### Problem details
Lines containing the string "Blog" are to be collected in full.

### Input material

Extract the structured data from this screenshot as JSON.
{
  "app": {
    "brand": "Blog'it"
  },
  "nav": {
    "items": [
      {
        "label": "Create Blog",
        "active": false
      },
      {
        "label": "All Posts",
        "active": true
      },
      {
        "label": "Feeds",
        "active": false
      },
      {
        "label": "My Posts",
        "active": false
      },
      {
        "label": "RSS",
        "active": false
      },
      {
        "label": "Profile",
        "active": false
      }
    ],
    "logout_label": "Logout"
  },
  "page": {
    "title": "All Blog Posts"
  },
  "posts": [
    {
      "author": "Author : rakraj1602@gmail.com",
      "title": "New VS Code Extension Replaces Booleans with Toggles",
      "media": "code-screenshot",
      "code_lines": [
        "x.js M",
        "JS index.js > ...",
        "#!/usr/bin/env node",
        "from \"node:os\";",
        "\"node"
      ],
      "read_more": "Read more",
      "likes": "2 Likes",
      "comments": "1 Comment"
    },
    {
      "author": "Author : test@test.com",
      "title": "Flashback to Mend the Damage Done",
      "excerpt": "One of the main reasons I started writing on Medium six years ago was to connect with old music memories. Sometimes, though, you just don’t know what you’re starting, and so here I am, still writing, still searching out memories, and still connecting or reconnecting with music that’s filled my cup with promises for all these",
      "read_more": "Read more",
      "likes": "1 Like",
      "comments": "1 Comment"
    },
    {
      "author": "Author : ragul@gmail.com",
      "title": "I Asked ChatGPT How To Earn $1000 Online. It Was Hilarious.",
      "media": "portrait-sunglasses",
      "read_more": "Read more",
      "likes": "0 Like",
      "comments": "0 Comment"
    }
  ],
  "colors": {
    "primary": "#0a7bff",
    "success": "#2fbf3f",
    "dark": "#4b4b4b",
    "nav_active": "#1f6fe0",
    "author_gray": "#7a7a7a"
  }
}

### Result for this exercise
    "brand": "Blog'it"
        "label": "Create Blog",
    "title": "All Blog Posts"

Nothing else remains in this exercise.